Source passage:
##########
Collapsing ecosystem functions on an inshore coral reef

Ecosystem functions underpin productivity and key services to humans, such as food provision. However, as the severity of environmental stressors intensifies, it is becoming increasingly unclear if, and to what extent, critical functions and services can be sustained. This issue is epitomised on coral reefs, an ecosystem at the forefront of environmental transitions. We provide a functional profile of a coral reef ecosystem, linking time-series data to quantified processes. The data reveal a prolonged collapse of ecosystem functions in this previously resilient system. The results suggest that sediment accumulation in algal turfs has led to a decline in resource yields to herbivorous fishes and a decrease in fish-based ecosystem functions, including a collapse of both fish biomass and productivity. Unfortunately, at present, algal turf sediment accumulation is rarely monitored nor managed in coral reef systems. Our examination of functions through time highlights the value of directly assessing functions, their potential vulnerability, and the capacity of algal turf sediments to overwhelm productive high-diversity coral reef ecosystems.

Algal turf productivity on coral reefs: A meta-analysis

Algal turfs are an abundant and highly productive component of coral reef ecosystems. However, our understanding of the drivers that shape algal turf productivity across studies and among reefs is limited. Based on published studies we considered how different factors may shape turf productivity and turnover rates. Of the factors considered, depth was the primary driver of turf productivity rates, while turnover was predominantly related to turf biomass. We also highlight shortcomings in the available data collected on turf productivity to-date; most data were collected prior to global coral bleaching events, within a limited geographic range, and were largely from experimental substrata. Despite the fact turfs are a widespread benthic covering on most coral reefs, and one of the major sources of benthic productivity, our understanding of their productivity is constrained by both a paucity of data and methodological limitations. We offer a potential way forward to address these challenges.
##########
Task instructions:
Carry on the coral reef text after its last sentence.
##########
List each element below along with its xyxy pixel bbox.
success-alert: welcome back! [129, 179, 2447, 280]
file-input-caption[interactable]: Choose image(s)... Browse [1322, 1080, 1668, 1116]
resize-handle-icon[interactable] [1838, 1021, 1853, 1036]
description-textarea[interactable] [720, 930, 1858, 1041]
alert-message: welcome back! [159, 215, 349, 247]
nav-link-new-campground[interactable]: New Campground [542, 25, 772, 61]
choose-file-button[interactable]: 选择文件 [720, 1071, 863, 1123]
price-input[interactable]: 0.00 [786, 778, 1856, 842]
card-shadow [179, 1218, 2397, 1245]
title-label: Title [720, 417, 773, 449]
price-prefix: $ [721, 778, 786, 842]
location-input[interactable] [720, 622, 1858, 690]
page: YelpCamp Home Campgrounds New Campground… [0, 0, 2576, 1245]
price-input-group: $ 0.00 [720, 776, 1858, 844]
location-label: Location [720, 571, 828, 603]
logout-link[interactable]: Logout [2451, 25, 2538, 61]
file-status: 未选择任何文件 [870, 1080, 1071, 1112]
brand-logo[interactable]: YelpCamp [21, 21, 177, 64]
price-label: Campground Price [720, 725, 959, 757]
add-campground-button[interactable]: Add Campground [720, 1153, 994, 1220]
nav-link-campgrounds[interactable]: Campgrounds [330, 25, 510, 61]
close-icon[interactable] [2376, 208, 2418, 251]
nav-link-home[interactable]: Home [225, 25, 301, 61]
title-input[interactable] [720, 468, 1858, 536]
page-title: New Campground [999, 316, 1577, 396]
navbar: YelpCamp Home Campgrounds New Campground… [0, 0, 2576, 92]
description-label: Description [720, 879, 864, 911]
##########
Result for this exercise:
Production of mobile invertebrate communities on shallow reefs from temperate to tropical seas

Primary productivity of marine ecosystems is largely driven by broad gradients in environmental and ecological properties. By contrast, secondary productivity tends to be more variable, influenced by bottom-up (resource-driven) and top-down (predatory) processes, other environmental drivers, and mediation by the physical structure of habitats. Here, we use a continental-scale dataset on small mobile invertebrates (epifauna), common on surfaces in all marine ecosystems, to test influences of potential drivers of temperature-standardized secondary production across a large biogeographic range. We found epifaunal production to be remarkably consistent along a temperate to tropical Australian latitudinal gradient of 28.6°, spanning kelp forests to coral reefs (approx. 3500 km). Using a model selection procedure, epifaunal production was primarily related to biogenic habitat group, which explained up to 45% of total variability. Production was otherwise invariant to predictors capturing primary productivity, the local biomass of fishes (proxy for predation pressure), and environmental, geographical, and human impacts. Highly predictable levels of epifaunal productivity associated with distinct habitat groups across continental scales should allow accurate modelling of the contributions of these ubiquitous invertebrates to coastal food webs, thus improving understanding of likely changes to food web structure with ocean warming and other anthropogenic impacts on marine ecosystems.